- Problems to solve -
1) Translate this sentence from the forum thread on splitting an RTF into Spanish: "Could someone provide a very high-level example so that I have somewhere to start?"
2) From the forum thread on splitting an RTF, reproduce word for word the passage starting with "I am already" and going on through "Thanks a ton!".

- Extract to read -
Jump to content

Split an RTF at Delimiter


Go to solution Solved by ioa747,

Recommended Posts

I am a bit of a novice with AutoIT but I have exhaustively searched the libraries and threads here for something similar to what I am trying to do.

I would like to split an RTF at a specific line in the file, which contains the text "Official". So, if there are 2 pages and there is 1 mention of "Official" I would like 2 RTF's. 

I am already successfully using GUI streaming to open an RTF, determine encoding, and output the plain text lines to an array. However, I would like to split the RTF into multiple before gleaning the plain text.

Could someone provide a very high-level example so that I have somewhere to start?

Thanks a ton!

Link to comment
Share on other sites

Thank you for your time, ioa. I took a look at that thread and the FriendlyHide function, which gave me some ideas. I would be grateful for continued assistance.

I am outputting the start of the document through the 2nd occurrence of the delimiter like this:

_GUICtrlRichEdit_StreamFromFile($hRichEdit, @ScriptDir & "\test.RTF")

$delimeter = "Official:"
$delimLen = StringLen($delimeter)
$occurrence = 1

; find 2nd occurrence of delimeter
$finding = StringInStr(_GUICtrlRichEdit_GetText($hRichEdit), $delimeter, 0, $occurrence + 1)

; look for multiple found in this rtf
If $finding > 0 Then
    _GUICtrlRichEdit_SetSel($hRichEdit, 0, $finding)
EndIf

_GUICtrlRichEdit_StreamToFile($hRichEdit, @ScriptDir & "\new.RTF")

However, this outputs the start of the document until about 200 characters before the 2nd occurrence instead of at the 2nd occurrence. Ideas?

Link to comment
Share on other sites

I tried it and it works, the only change I made is:

_GUICtrlRichEdit_StreamFromFile($hRichEdit, @ScriptDir & "\test.RTF", $FO_UTF8_NOBOM)

- Material shown -
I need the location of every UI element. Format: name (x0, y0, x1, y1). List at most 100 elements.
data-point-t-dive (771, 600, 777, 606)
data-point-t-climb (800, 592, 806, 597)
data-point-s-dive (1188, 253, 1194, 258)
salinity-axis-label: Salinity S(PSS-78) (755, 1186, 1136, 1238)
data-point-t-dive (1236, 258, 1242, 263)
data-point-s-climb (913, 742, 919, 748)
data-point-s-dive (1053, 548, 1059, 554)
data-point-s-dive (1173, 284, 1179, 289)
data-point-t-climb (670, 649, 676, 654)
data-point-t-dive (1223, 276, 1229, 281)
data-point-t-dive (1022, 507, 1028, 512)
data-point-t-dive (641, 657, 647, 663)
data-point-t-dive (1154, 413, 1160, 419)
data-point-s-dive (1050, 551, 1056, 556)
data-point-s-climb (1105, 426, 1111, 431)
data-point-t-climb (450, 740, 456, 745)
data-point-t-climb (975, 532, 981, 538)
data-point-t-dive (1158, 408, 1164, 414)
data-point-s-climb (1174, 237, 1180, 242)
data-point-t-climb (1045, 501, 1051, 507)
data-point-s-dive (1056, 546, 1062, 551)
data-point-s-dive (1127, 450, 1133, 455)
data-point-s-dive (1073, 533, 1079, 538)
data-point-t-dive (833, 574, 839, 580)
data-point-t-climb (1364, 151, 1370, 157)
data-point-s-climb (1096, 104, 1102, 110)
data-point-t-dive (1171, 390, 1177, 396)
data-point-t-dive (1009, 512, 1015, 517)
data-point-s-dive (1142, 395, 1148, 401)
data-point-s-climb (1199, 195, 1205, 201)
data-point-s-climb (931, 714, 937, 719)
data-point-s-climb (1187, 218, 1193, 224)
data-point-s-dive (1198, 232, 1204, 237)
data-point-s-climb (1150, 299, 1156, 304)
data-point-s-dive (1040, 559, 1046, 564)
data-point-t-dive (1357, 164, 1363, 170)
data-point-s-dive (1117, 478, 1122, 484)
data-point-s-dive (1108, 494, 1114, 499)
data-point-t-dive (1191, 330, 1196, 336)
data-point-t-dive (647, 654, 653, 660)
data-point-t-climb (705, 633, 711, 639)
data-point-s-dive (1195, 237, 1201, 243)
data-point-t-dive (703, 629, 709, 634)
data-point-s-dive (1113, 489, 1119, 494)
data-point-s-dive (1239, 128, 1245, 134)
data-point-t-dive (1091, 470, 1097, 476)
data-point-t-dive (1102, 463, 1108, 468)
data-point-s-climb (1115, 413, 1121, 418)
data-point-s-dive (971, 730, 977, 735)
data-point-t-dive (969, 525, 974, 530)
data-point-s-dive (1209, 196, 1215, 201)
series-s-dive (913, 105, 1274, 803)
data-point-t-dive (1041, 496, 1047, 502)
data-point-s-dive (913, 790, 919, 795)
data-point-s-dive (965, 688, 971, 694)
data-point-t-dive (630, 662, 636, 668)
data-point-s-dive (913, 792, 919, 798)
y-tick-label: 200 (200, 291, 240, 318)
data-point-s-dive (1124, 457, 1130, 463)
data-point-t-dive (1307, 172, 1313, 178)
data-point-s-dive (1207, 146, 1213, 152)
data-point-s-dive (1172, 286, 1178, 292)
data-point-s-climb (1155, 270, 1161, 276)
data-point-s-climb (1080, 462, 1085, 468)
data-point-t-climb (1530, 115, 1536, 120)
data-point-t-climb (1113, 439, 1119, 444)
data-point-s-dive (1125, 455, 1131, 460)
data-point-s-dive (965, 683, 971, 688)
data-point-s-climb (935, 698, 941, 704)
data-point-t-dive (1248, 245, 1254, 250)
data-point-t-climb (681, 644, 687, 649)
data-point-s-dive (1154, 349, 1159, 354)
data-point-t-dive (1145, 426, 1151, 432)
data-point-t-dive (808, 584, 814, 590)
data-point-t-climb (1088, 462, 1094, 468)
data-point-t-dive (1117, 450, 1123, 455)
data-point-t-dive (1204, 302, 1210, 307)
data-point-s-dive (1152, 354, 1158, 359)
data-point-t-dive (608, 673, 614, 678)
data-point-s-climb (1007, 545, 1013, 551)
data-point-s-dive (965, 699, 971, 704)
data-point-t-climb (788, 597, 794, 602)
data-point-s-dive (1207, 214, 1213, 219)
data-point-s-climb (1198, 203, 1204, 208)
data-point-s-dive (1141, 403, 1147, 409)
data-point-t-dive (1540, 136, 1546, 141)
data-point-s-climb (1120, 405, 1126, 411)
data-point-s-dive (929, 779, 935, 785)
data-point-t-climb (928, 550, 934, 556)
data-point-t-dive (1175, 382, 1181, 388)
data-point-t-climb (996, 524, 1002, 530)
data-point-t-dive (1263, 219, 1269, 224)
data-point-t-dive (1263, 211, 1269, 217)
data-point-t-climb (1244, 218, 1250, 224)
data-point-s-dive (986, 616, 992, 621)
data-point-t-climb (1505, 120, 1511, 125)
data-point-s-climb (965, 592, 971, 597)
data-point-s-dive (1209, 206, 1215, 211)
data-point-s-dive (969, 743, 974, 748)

- Answers -
1) ¿Podría alguien proporcionar un ejemplo de muy alto nivel para tener por dónde empezar?

2)
I am already successfully using GUI streaming to open an RTF, determine encoding, and output the plain text lines to an array. However, I would like to split the RTF into multiple before gleaning the plain text.

Could someone provide a very high-level example so that I have somewhere to start?

Thanks a ton!